→ Your instructions:
Extract every line that contains the string "动词原形".

═════ The input ═════

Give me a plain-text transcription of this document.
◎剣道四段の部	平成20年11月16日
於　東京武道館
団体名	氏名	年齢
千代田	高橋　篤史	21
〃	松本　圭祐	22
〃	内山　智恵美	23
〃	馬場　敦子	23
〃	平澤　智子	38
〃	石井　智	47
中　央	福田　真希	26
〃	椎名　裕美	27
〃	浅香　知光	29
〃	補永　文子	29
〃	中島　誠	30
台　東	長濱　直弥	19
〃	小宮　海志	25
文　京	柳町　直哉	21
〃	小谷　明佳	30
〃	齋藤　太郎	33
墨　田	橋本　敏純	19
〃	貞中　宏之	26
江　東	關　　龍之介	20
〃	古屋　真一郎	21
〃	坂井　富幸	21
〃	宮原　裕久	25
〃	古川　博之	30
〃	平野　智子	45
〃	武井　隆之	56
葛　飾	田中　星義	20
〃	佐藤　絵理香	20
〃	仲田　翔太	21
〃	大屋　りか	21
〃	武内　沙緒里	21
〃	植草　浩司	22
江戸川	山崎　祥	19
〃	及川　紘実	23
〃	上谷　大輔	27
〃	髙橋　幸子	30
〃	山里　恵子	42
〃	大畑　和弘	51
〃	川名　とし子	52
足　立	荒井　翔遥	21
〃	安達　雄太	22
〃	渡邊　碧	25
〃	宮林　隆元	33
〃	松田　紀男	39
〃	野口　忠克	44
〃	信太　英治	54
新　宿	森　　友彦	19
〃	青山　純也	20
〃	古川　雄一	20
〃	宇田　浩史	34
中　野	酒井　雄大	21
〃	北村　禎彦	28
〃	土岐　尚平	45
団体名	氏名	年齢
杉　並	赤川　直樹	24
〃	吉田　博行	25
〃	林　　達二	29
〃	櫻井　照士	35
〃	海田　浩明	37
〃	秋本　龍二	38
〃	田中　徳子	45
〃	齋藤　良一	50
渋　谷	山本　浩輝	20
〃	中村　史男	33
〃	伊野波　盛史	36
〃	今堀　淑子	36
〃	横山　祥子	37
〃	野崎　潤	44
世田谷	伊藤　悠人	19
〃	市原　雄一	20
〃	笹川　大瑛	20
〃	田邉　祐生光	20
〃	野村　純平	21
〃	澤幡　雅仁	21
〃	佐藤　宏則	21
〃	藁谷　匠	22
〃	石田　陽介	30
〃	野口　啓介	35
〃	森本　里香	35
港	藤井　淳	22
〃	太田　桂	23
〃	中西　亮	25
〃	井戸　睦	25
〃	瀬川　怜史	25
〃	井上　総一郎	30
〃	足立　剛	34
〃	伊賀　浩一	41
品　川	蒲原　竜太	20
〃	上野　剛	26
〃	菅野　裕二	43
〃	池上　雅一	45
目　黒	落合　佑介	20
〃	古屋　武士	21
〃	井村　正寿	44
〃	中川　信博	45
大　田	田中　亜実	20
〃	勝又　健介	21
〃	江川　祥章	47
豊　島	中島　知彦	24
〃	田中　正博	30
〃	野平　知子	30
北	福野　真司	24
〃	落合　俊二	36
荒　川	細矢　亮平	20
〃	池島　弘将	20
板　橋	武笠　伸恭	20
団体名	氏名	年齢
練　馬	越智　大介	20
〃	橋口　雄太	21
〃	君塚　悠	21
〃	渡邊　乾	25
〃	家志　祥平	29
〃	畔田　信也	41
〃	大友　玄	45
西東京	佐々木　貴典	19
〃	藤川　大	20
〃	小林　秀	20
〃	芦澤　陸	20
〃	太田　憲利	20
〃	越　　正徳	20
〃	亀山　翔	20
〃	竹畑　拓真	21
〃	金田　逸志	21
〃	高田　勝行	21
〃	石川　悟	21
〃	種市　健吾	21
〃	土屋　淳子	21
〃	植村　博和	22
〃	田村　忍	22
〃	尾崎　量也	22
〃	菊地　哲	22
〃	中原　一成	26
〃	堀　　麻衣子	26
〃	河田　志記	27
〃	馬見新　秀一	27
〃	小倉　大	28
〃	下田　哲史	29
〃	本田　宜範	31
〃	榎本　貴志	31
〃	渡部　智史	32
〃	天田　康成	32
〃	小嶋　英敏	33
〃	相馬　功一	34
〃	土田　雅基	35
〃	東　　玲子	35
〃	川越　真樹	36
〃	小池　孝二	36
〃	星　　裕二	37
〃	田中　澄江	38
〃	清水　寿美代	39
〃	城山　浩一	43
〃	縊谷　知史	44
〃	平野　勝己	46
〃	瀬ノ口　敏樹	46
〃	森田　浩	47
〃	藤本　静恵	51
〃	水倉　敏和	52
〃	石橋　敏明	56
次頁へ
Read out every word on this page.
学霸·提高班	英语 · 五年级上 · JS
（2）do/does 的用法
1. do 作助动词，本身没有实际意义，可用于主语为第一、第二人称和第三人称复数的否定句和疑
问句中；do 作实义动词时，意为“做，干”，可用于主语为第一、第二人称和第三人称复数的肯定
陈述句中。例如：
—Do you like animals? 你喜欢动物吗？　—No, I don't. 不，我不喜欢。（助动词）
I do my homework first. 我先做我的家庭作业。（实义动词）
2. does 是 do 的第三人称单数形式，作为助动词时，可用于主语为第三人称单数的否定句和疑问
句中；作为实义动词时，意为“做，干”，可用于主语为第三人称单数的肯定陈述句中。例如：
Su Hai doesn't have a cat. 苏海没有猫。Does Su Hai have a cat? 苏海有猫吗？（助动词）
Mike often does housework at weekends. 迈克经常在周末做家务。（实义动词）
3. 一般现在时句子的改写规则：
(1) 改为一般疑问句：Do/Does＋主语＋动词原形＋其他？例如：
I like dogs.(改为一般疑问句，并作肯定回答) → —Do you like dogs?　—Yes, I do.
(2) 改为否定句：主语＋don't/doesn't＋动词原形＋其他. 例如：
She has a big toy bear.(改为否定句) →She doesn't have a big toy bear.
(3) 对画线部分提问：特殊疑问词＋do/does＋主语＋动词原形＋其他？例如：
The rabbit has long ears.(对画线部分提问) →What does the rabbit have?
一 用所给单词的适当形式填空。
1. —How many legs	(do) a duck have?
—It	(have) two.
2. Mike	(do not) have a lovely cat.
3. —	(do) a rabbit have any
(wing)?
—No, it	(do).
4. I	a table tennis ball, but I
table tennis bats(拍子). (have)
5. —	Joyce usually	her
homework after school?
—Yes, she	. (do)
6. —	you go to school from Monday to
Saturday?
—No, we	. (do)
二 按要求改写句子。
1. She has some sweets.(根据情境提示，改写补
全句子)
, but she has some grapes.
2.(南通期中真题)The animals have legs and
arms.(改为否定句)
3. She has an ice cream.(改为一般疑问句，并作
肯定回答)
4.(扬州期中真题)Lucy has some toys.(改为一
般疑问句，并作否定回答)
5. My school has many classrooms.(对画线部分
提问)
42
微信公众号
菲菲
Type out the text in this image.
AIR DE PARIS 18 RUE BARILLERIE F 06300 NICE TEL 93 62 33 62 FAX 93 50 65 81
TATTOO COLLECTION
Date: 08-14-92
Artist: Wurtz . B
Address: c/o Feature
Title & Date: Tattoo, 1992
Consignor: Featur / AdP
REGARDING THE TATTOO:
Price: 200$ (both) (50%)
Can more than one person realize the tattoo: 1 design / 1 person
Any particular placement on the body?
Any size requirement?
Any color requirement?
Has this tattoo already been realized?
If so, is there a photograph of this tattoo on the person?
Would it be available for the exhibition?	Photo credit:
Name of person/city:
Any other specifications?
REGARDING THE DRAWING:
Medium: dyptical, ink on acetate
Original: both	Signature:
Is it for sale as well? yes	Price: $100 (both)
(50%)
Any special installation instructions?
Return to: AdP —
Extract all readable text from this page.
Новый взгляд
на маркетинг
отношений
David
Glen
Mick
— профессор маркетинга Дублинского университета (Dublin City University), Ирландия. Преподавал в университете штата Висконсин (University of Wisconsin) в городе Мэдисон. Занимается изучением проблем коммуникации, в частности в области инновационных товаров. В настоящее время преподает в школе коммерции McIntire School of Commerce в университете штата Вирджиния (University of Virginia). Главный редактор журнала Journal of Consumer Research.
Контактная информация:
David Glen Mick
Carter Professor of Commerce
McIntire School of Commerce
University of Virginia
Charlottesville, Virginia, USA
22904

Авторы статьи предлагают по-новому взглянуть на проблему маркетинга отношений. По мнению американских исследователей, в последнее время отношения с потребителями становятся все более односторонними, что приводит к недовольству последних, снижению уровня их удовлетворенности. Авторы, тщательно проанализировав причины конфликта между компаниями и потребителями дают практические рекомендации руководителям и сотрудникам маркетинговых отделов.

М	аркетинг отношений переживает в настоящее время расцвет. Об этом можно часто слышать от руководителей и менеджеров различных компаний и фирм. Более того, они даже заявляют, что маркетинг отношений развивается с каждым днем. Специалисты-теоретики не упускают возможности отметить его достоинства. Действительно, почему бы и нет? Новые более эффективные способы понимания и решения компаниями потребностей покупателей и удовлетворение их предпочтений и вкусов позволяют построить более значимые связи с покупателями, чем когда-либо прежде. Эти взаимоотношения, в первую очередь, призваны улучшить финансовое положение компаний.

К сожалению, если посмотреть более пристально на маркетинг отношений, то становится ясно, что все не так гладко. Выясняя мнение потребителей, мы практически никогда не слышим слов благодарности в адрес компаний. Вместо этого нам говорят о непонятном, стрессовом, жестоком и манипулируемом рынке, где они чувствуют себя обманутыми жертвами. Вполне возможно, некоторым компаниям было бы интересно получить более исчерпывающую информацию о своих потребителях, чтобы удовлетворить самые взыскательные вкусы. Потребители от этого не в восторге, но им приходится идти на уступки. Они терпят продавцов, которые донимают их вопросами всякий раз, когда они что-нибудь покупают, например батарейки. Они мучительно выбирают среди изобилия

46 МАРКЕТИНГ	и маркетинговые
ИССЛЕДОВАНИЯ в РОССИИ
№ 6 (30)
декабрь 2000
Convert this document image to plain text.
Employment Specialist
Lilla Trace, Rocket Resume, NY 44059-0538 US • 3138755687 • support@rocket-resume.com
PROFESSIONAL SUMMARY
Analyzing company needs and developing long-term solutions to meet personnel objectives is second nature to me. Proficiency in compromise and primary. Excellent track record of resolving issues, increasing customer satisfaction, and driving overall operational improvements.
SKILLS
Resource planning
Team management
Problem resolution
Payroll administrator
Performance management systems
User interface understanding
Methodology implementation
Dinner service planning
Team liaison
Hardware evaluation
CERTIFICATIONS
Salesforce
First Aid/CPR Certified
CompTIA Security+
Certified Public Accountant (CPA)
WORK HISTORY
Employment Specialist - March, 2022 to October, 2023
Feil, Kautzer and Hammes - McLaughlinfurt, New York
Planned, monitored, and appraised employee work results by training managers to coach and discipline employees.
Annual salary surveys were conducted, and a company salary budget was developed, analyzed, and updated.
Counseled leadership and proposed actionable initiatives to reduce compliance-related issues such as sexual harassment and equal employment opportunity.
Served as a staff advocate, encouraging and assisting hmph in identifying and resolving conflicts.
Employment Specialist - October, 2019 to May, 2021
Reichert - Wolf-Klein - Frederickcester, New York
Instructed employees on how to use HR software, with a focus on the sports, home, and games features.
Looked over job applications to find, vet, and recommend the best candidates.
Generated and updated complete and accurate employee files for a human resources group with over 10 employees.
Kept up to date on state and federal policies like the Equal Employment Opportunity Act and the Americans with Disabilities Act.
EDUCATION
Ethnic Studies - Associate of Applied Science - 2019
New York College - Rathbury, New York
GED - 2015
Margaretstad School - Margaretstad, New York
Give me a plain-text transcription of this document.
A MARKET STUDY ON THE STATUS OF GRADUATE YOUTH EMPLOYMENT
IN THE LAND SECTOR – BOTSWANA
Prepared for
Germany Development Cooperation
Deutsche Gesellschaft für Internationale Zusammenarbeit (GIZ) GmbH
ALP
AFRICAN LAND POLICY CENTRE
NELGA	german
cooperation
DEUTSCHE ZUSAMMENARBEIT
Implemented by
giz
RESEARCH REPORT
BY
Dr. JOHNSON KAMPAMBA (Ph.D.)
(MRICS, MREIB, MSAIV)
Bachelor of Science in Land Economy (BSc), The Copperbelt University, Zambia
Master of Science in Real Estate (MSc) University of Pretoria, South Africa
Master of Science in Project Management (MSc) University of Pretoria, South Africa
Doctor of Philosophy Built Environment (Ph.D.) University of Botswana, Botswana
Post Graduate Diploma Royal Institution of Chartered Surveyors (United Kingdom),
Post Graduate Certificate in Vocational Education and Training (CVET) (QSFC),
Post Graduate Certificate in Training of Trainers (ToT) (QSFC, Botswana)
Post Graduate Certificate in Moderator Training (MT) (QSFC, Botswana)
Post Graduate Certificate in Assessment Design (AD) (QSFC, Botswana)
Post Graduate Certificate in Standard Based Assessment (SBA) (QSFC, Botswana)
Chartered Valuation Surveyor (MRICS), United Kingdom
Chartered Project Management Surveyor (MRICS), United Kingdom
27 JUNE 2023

═════

→ Answer to this exercise:
(1) 改为一般疑问句：Do/Does＋主语＋动词原形＋其他？例如：
(2) 改为否定句：主语＋don't/doesn't＋动词原形＋其他. 例如：
(3) 对画线部分提问：特殊疑问词＋do/does＋主语＋动词原形＋其他？例如：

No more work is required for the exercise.